Collected data entries
»»
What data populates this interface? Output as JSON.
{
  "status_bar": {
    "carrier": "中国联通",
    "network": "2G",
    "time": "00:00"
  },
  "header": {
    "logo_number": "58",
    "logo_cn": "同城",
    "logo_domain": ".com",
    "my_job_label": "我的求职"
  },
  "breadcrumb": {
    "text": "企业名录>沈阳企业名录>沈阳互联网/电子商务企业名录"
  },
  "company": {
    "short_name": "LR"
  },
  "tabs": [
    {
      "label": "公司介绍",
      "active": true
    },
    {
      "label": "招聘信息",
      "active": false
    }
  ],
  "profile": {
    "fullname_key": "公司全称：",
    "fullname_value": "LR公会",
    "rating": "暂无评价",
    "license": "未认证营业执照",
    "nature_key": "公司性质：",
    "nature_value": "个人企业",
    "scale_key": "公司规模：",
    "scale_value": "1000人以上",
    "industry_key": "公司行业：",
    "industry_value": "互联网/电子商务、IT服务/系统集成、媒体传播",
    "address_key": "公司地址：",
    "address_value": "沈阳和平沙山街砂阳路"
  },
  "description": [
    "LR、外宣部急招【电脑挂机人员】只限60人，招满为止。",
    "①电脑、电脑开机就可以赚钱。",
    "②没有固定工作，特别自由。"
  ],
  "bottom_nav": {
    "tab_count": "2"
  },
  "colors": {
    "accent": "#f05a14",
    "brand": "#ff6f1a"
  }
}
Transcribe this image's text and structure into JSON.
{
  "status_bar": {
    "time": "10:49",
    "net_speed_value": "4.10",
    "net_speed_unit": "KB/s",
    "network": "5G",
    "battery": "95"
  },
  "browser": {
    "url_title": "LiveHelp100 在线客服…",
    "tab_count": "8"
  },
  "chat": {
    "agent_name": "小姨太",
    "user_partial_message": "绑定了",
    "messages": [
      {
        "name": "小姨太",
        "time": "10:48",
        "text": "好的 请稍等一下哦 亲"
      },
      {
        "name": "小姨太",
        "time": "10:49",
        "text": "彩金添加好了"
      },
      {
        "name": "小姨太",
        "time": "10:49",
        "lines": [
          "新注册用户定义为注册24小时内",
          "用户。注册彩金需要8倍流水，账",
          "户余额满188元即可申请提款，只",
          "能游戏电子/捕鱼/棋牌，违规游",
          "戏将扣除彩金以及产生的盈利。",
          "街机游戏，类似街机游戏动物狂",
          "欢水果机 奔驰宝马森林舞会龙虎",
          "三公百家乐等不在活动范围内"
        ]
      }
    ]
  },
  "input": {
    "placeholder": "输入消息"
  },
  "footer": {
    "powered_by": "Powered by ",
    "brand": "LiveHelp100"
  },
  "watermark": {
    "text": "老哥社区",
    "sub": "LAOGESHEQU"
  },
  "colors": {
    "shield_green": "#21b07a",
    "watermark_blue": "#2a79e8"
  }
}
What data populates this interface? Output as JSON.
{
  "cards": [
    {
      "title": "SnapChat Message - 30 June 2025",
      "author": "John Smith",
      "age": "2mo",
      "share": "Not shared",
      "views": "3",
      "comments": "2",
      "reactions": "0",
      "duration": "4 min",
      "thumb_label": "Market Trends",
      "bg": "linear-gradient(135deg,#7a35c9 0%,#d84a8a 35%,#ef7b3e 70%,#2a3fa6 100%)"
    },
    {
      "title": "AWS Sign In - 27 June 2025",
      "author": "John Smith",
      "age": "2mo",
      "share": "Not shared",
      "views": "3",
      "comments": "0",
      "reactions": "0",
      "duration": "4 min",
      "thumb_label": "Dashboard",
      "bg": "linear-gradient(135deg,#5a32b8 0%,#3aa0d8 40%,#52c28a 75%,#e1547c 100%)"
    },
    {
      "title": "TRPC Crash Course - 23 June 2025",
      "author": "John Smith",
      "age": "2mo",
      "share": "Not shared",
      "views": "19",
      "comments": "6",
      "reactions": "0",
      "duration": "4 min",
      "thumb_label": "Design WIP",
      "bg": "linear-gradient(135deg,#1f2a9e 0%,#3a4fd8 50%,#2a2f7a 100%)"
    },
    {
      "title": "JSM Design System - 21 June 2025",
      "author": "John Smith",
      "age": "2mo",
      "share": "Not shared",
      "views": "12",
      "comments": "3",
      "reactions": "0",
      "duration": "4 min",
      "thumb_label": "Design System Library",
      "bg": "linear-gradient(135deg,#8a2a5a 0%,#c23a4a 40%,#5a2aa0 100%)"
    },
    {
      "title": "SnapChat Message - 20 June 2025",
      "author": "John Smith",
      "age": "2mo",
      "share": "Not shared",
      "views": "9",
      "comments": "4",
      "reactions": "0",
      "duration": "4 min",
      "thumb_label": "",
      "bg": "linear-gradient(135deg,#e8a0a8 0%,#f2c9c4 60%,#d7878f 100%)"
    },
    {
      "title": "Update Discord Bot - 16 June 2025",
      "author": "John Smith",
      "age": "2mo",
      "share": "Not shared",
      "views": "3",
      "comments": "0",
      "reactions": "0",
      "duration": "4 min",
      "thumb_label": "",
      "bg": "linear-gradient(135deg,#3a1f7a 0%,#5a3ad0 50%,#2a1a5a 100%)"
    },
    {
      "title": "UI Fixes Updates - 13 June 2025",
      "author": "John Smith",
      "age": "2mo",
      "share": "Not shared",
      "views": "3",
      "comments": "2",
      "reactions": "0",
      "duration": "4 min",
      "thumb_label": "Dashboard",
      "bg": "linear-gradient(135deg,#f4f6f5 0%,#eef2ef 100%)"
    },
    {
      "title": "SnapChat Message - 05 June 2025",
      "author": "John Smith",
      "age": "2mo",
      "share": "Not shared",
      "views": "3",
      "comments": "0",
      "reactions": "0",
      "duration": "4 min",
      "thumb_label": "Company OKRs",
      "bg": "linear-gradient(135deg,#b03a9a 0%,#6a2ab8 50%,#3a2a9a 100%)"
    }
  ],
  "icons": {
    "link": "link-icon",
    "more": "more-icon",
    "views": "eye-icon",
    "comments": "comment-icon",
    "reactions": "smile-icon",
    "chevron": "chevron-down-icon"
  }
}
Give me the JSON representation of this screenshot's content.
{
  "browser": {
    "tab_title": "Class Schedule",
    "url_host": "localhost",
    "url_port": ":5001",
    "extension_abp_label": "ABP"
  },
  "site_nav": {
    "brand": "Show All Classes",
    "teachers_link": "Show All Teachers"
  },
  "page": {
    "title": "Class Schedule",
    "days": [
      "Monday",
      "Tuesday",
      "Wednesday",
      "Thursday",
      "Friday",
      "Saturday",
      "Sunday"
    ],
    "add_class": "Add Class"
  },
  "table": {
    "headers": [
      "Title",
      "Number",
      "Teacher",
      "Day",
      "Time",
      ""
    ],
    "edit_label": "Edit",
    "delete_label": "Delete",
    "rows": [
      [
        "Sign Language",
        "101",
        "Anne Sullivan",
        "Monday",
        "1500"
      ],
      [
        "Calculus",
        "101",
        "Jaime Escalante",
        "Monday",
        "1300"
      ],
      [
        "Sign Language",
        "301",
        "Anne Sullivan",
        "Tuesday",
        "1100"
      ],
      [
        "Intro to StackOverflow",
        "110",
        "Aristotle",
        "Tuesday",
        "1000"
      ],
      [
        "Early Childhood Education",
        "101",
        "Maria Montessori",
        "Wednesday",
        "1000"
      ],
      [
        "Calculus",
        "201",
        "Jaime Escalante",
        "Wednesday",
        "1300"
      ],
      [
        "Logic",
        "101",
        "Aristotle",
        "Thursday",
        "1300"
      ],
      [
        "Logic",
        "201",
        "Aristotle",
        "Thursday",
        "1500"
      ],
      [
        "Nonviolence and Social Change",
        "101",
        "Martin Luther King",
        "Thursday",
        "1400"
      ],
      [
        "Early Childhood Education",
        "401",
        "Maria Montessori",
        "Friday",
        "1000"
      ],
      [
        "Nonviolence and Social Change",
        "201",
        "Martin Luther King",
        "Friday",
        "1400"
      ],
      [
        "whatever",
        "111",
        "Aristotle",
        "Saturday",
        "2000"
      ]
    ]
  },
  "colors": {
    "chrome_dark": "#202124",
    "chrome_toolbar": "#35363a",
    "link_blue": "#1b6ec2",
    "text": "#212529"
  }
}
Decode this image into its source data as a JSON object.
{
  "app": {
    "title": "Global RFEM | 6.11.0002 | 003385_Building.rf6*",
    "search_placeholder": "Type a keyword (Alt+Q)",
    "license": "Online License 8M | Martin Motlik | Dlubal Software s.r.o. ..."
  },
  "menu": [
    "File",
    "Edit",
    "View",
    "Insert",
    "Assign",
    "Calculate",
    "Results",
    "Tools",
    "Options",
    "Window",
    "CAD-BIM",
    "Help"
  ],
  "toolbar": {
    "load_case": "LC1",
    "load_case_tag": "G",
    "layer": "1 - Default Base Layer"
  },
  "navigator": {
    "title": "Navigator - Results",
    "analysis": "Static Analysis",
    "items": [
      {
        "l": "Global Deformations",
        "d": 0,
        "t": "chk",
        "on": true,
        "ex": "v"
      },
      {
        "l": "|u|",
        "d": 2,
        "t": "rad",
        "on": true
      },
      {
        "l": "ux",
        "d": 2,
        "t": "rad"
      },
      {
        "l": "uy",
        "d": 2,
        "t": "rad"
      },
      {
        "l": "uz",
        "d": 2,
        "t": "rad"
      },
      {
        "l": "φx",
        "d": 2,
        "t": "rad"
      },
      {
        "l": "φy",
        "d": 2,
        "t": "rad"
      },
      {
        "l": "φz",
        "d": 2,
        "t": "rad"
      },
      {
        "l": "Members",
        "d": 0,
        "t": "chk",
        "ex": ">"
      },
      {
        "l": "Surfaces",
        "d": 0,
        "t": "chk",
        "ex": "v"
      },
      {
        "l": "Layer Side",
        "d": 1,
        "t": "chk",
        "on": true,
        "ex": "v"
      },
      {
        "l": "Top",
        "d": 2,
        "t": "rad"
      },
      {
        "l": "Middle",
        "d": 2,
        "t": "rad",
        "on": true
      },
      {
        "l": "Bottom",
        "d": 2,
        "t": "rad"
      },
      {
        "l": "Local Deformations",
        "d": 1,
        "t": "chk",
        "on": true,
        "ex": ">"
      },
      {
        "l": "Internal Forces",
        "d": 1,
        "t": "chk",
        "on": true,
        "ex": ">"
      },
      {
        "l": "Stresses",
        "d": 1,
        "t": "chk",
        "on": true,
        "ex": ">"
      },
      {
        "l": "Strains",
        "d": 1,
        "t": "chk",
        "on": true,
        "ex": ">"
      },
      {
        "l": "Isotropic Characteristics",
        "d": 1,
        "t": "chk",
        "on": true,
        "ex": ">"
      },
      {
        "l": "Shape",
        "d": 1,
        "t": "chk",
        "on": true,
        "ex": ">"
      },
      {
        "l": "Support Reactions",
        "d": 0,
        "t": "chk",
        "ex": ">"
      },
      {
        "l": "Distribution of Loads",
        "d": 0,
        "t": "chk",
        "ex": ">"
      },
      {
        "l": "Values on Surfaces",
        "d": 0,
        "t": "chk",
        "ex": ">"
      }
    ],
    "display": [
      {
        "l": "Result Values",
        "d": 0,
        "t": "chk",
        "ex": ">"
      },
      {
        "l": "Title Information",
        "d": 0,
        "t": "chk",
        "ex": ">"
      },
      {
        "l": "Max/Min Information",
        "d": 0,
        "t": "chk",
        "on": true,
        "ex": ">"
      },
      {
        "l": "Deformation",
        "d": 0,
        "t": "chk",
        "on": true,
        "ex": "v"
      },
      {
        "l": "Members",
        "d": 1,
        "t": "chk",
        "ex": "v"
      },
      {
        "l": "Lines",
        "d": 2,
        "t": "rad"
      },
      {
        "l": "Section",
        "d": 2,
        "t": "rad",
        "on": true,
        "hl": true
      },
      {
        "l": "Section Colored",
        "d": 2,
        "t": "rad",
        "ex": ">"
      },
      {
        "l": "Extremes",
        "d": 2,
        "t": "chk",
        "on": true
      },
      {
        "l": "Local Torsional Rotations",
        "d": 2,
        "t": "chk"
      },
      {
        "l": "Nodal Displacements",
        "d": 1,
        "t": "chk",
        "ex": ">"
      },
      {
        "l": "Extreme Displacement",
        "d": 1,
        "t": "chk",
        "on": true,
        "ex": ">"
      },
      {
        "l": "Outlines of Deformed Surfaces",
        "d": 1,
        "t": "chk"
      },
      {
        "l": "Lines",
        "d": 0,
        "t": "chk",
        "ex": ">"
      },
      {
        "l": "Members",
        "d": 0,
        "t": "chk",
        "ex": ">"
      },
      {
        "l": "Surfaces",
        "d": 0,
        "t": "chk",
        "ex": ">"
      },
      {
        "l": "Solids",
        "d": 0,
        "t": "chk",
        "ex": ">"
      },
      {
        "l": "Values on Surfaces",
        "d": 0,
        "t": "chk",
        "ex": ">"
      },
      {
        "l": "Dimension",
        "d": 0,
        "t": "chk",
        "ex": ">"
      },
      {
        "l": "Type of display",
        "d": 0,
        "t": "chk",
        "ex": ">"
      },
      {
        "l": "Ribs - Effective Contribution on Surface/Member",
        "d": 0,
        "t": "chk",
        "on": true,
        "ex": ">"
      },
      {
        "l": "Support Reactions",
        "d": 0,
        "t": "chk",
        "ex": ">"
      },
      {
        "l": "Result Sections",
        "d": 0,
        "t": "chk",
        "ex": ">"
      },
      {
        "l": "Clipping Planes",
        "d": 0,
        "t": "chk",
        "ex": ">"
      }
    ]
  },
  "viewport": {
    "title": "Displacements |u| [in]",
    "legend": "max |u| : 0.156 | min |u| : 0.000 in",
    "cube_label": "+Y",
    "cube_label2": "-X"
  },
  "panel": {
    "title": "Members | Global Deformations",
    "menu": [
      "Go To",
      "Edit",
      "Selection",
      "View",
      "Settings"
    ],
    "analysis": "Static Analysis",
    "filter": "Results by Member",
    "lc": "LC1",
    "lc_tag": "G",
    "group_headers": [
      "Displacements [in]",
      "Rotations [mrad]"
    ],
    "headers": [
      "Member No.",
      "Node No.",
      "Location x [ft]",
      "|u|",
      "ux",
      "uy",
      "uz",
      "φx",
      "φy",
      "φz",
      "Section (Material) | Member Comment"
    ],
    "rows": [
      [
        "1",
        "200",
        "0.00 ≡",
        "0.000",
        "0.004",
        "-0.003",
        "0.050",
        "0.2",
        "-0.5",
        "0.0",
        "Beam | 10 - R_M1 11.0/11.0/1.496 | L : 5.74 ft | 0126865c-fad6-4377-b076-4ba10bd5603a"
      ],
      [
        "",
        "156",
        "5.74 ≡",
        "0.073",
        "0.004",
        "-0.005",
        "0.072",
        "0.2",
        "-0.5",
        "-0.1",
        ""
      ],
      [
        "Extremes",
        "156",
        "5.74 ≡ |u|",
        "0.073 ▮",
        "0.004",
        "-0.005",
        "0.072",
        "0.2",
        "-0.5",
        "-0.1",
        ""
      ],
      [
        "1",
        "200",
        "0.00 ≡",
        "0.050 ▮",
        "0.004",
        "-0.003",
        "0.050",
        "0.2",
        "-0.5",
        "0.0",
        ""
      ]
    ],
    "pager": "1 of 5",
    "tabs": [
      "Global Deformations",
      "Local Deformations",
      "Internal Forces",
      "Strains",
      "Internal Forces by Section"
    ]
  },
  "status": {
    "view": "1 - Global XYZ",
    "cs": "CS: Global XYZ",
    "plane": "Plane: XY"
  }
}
««
▶ _The problem_:
Every line containing the string "Schedule" must be listed.

▶ _Task solution_:
    "tab_title": "Class Schedule",
    "title": "Class Schedule",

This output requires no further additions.